• 抜粋:
* * *

今回は特別企画「周易 象伝」です。哲学としての「易経」のお話です。カテゴリーは「周易 象伝」になります。
今回は「地風升 三爻 象伝」です。

「三爻」の爻辞は「升虛邑」きょゆうにのぼる。です。
象伝では「象曰 升虛邑 无所疑也」しょういわく きょゆうにのぼるとは うたがうところなきなり。
どんどん行っちゃえ、ということかな?
そうも取れます、ただ、吉とか凶とかいっていません、ただ爻辞は「升虛邑」きょゆうにのぼる。です。
「地風升 三爻」は「陽位に陽」しかも「上爻」に応じて、上の「四爻」にも比しているよね。
もちろん強さもあるし、上と繋がっています。「四爻」は「吉にして咎无し」といっていますが「上爻」は止まれないことを諫めるイメージです。
そして「中」を得た「二爻」と比していない、バランスを逸するとはいっていませんが、逸しても止めてくれるものと比していないともいえます。
なるほどー。

* * *

• 提供情報:
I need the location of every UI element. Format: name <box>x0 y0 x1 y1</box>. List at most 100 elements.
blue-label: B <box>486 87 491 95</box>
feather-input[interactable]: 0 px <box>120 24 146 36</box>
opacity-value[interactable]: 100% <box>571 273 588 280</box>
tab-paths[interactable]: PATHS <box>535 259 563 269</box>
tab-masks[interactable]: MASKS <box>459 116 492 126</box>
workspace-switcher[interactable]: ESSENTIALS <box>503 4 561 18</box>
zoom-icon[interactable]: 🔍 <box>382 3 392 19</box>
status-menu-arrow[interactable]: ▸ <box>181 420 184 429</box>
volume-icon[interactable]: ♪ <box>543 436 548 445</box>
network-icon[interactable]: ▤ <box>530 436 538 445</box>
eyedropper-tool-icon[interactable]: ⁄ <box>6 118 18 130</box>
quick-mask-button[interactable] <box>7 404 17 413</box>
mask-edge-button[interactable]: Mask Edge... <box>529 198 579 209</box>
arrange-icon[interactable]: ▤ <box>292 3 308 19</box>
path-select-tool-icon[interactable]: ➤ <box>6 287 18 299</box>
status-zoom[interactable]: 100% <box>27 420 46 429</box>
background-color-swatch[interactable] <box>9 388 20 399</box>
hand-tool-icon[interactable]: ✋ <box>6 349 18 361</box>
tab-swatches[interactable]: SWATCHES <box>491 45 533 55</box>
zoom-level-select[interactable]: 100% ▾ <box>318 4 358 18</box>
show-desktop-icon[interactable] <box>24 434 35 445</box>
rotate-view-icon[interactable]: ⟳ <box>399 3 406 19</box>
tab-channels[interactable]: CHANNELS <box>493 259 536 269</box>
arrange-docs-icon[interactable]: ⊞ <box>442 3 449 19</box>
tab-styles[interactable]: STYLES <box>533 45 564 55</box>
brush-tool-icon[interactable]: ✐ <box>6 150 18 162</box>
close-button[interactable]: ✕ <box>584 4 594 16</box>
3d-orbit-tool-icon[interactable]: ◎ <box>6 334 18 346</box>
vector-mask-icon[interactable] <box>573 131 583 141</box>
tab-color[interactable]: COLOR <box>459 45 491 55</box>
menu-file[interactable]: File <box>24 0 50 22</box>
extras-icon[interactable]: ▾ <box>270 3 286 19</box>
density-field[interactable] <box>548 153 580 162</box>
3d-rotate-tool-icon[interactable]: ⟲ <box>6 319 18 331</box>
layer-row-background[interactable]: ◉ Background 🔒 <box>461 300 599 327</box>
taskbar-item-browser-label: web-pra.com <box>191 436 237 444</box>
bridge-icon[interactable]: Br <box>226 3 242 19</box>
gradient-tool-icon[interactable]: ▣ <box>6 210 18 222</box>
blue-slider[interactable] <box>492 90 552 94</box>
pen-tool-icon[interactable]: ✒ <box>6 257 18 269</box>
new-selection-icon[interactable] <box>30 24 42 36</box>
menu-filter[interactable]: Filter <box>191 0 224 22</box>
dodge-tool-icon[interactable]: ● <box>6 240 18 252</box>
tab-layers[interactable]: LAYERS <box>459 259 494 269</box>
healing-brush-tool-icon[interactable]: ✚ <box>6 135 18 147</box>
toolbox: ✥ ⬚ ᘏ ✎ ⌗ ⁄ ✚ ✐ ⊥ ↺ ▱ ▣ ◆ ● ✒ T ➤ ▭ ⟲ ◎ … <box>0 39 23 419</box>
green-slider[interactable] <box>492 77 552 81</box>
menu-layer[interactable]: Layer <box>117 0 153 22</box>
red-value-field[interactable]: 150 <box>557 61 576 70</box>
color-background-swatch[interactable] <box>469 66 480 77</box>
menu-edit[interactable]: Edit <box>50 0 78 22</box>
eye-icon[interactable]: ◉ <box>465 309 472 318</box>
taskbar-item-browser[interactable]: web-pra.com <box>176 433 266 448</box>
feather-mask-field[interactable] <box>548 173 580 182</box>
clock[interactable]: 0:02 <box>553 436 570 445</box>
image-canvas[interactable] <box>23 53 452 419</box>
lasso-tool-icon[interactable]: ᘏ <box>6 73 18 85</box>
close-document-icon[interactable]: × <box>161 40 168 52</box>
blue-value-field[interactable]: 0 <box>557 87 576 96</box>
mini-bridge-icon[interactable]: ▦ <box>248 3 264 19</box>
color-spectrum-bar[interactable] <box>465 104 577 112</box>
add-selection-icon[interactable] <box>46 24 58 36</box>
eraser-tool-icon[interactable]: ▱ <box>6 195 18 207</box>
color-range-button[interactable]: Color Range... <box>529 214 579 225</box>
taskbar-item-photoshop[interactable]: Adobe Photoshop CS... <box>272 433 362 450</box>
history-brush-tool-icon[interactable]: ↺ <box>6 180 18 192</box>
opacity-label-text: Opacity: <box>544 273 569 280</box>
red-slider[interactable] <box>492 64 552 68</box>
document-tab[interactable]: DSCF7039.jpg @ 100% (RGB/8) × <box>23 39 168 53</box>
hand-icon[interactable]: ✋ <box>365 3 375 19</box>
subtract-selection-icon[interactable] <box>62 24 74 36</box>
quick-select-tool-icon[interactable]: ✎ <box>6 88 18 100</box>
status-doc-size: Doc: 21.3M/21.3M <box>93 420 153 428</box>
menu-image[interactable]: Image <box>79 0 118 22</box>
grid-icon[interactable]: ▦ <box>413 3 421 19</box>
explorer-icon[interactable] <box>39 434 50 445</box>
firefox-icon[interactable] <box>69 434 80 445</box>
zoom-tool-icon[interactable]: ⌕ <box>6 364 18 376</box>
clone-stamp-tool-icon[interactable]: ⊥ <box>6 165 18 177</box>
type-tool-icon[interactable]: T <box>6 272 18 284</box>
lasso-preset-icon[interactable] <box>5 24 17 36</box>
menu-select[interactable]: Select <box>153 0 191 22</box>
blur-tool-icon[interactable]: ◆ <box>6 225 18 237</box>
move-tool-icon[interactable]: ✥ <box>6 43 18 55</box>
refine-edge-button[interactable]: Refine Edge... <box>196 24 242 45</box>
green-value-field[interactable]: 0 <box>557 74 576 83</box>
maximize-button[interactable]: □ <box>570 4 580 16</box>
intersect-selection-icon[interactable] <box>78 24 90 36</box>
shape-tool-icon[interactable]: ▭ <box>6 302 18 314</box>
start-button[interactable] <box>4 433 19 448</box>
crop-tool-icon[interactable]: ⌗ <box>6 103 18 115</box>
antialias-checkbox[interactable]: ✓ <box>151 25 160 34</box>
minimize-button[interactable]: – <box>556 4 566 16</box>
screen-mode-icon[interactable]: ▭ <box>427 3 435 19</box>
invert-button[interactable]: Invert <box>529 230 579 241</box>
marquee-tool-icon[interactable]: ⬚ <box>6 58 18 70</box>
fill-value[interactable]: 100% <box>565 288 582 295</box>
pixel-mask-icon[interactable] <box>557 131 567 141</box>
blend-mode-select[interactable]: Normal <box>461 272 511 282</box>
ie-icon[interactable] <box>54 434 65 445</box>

* * *

• やること:
[1] 易経の解説では、「地風升 三爻」の爻辞は何だと述べられていますか?
[2] 易経の解説を、最後の文の後から書き継いでください。

• 解答:
[1] 「升虛邑」(きょゆうにのぼる)です。

[2]
そして卦の骨格を見る「互卦」を見ても「地風升」の「二・三・四爻」を下互卦、「三・四・五爻」を上互卦とし、合成すれば「互卦」が出ます。「地風升」の「互卦」は「雷澤帰妹」です。



「雷澤帰妹」といわれれば焦って進むことに違和感もあるね。
ダメとはいっていません、ただ、何が必要なのか、取れるから取る、行けるから行く、というほど簡単で良いのか、ということですね。
じゃあ、行かない。
でも、無人の野を行くようだ、といっていますよ。
どうすればいいの?
意味を考えることです、自分で深く考えて見出すことです。まあ、それを言うのが易者の役目ともいえます。「四爻」に行ったらまた段階は変わりますからね。